Aim of the task: Can you rewrite the stretch from the start of the records through the line containing "menu-herramientas[interactable]: Herramientas (430, 58, 502, 72)", changing "maximize-icon" to "maximize-button" and keeping everything else the same?

── Task input

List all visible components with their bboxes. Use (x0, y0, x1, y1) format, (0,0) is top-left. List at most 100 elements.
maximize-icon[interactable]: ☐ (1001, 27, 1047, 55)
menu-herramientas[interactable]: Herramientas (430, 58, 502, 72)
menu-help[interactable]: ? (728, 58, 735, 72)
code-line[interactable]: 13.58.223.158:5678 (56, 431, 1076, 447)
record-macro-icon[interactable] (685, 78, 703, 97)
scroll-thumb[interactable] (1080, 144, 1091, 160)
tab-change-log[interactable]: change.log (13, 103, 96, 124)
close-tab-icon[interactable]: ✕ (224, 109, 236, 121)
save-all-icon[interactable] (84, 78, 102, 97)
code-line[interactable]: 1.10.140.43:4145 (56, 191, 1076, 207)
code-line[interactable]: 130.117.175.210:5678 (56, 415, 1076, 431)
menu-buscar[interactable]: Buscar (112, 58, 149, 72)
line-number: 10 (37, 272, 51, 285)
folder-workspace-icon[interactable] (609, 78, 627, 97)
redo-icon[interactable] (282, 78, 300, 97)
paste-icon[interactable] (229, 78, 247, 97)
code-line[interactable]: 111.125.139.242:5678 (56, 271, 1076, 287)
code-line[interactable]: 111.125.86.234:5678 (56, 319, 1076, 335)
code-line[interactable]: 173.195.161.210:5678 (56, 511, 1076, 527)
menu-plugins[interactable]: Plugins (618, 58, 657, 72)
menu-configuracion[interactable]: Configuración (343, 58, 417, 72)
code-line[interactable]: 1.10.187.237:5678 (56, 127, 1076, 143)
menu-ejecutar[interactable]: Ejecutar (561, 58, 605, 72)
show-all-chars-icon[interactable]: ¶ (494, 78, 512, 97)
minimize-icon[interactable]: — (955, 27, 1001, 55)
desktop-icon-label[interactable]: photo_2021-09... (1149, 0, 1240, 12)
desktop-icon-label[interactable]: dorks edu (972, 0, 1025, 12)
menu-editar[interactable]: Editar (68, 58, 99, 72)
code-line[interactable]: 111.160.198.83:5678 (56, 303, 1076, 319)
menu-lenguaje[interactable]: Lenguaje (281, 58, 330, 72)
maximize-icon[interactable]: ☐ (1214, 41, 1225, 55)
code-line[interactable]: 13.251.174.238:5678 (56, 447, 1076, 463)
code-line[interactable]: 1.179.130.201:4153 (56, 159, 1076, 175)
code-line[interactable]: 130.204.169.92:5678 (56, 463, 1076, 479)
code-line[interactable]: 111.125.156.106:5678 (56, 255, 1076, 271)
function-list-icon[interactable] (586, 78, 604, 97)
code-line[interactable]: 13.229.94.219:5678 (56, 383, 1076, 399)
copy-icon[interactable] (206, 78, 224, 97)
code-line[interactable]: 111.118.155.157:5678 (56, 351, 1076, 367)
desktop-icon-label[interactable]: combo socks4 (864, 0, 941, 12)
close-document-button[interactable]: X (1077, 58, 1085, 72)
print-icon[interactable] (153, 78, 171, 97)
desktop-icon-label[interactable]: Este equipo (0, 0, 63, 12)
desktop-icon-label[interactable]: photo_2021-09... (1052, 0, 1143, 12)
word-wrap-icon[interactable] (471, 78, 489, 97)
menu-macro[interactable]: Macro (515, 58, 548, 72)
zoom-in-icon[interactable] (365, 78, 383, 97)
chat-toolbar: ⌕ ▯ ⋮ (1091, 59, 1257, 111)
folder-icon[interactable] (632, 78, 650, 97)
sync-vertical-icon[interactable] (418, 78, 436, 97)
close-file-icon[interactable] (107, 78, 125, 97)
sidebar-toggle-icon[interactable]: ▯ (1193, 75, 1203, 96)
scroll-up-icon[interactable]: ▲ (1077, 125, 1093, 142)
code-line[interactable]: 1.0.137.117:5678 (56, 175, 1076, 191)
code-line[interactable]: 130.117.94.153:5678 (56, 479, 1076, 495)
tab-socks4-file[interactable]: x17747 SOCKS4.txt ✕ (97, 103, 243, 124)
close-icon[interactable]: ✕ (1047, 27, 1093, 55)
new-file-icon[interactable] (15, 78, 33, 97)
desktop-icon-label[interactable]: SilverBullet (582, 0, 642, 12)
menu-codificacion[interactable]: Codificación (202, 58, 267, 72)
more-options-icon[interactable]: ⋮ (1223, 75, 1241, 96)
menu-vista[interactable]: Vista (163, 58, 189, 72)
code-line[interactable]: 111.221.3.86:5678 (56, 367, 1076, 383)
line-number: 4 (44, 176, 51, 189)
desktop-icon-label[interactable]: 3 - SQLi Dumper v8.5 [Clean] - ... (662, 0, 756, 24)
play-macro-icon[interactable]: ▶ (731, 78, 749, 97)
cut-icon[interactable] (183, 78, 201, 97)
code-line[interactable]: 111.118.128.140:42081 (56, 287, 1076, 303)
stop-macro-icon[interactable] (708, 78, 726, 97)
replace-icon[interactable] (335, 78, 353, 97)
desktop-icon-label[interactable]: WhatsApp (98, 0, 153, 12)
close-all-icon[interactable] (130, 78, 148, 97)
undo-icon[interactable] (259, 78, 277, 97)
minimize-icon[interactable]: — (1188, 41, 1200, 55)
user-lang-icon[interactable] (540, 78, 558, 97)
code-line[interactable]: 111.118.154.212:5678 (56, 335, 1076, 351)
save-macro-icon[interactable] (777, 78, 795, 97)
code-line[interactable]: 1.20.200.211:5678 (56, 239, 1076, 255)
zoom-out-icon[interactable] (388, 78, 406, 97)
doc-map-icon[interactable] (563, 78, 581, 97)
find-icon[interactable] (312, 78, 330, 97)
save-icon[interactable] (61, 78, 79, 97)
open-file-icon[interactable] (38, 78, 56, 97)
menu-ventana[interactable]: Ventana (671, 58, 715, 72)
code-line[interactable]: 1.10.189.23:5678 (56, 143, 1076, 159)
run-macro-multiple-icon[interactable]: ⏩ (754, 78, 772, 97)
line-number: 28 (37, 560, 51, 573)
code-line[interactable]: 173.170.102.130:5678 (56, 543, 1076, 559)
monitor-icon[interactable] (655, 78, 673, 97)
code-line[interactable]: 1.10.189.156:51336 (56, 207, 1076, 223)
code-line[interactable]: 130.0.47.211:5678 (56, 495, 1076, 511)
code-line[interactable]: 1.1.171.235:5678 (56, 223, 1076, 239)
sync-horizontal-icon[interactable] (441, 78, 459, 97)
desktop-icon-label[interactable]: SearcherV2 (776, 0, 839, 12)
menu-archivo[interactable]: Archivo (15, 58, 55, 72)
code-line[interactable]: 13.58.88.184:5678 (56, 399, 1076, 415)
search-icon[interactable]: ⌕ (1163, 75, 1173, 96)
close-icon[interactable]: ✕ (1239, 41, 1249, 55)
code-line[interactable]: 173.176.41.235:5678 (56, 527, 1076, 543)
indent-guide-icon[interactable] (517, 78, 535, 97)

────

Exercise solution:
List all visible components with their bboxes. Use (x0, y0, x1, y1) format, (0,0) is top-left. List at most 100 elements.
maximize-button[interactable]: ☐ (1001, 27, 1047, 55)
menu-herramientas[interactable]: Herramientas (430, 58, 502, 72)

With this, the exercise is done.